Instructions to follow:
Copy the records below word for word, from their first line through the line containing "preselect-digit[interactable]: 4 xyxy=(327,631,336,646)", including both of those lines.

Element box annotations:
· · · ·

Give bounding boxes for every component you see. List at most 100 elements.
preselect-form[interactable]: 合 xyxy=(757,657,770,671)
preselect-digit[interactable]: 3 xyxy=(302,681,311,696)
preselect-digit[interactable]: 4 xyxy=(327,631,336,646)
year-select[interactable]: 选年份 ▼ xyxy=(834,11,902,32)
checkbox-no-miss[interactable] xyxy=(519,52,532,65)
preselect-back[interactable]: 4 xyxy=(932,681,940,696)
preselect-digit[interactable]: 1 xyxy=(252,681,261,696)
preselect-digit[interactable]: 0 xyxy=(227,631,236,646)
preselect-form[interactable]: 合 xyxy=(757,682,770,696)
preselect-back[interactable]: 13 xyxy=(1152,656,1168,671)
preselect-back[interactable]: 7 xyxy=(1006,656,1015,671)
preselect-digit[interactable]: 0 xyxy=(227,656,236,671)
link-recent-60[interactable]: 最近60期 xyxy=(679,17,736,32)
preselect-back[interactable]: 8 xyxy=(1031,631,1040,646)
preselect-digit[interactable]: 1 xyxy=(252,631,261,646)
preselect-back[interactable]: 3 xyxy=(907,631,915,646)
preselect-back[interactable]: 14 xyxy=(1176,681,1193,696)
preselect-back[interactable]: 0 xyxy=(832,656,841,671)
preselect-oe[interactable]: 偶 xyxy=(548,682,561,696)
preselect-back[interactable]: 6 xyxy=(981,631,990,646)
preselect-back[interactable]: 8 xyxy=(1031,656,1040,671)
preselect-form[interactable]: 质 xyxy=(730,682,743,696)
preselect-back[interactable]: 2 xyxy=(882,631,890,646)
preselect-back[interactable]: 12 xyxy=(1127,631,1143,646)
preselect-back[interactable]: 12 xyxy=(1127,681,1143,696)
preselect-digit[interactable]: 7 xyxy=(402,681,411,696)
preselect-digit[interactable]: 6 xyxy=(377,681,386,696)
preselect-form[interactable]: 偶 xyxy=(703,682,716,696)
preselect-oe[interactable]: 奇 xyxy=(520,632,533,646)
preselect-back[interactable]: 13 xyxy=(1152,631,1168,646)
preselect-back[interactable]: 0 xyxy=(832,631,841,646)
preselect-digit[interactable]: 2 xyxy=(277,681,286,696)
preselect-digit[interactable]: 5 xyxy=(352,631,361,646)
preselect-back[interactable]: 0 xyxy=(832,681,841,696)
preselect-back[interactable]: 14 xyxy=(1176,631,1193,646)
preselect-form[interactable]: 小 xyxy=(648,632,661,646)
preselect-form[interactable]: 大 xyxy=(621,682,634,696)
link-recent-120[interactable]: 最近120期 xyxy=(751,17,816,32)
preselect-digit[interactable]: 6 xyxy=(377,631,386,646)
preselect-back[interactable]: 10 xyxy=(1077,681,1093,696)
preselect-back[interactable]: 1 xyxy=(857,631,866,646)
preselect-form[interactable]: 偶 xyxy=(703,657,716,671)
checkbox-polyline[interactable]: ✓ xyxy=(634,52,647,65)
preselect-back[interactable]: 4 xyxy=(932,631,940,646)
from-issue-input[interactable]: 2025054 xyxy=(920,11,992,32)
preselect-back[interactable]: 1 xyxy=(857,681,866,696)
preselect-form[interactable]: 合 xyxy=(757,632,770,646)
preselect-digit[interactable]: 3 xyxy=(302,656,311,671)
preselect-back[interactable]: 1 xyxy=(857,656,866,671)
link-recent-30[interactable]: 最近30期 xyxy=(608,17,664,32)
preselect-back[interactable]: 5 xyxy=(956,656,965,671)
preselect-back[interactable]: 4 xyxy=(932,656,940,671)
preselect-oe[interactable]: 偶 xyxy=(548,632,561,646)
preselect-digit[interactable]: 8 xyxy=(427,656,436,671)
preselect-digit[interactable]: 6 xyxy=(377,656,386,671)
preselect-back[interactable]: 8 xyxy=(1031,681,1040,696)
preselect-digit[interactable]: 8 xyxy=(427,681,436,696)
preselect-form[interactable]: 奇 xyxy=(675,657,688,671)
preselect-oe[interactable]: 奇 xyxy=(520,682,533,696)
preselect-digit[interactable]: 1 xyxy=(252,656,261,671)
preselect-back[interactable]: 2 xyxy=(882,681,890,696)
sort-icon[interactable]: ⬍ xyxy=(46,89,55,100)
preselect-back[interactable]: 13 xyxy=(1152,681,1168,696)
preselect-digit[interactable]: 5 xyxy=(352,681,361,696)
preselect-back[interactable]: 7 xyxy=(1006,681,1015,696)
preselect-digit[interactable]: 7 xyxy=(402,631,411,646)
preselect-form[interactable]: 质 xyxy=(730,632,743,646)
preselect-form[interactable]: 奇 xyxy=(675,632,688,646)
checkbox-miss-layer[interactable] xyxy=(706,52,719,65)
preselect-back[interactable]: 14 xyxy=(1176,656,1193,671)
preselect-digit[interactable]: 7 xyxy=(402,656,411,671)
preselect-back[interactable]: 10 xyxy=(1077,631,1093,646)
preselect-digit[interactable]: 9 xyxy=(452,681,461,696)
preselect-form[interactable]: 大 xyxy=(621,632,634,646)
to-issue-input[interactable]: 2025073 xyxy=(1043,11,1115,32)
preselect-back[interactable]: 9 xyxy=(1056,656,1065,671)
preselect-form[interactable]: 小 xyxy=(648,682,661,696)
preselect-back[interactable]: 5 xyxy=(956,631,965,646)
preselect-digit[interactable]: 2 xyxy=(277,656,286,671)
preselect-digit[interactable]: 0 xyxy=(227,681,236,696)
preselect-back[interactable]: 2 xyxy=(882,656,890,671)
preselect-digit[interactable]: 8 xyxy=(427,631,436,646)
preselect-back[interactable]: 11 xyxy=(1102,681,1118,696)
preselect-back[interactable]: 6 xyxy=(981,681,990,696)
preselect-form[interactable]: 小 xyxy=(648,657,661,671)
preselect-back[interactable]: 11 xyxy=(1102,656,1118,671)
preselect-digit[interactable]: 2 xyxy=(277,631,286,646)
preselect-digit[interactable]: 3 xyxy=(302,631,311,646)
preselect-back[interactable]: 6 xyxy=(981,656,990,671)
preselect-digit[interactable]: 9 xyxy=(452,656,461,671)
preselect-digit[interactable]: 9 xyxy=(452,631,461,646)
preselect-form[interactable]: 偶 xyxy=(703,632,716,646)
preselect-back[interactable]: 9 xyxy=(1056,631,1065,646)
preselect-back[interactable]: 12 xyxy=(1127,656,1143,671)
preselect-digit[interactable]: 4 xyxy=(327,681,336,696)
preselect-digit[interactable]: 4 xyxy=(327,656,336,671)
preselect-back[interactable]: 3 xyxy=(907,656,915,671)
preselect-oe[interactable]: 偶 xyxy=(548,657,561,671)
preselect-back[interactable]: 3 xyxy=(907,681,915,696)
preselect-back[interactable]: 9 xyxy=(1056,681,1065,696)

· · · ·

Full solution:
Give bounding boxes for every component you see. List at most 100 elements.
preselect-form[interactable]: 合 xyxy=(757,657,770,671)
preselect-digit[interactable]: 3 xyxy=(302,681,311,696)
preselect-digit[interactable]: 4 xyxy=(327,631,336,646)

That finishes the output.